> [WRITTEN EXERCISE]
Scan each line of the records for the word "your" and extract the ones that have it.

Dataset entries
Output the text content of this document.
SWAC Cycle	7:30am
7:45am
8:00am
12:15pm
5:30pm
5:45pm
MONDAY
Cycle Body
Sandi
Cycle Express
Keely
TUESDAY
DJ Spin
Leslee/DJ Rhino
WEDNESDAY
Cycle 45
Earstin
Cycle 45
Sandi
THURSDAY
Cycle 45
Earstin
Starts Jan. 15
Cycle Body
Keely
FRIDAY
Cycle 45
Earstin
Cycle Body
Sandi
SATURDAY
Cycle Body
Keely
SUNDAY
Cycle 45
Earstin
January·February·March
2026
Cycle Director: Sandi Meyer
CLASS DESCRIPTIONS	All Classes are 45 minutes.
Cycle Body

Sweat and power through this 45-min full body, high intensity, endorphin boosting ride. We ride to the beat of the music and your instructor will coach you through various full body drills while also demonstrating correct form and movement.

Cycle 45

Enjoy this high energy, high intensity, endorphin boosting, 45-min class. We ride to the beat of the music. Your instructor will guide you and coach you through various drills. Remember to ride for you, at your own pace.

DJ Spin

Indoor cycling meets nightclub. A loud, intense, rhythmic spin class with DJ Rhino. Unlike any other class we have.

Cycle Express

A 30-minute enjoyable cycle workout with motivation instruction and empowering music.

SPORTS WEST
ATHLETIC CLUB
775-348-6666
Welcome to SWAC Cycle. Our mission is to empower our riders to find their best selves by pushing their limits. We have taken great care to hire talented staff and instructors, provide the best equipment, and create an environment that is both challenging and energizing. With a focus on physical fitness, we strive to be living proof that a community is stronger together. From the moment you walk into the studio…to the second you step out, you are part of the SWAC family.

> [ANSWER TO THE PROBLEM]
Sweat and power through this 45-min full body, high intensity, endorphin boosting ride. We ride to the beat of the music and your instructor will coach you through various full body drills while also demonstrating correct form and movement.
Enjoy this high energy, high intensity, endorphin boosting, 45-min class. We ride to the beat of the music. Your instructor will guide you and coach you through various drills. Remember to ride for you, at your own pace.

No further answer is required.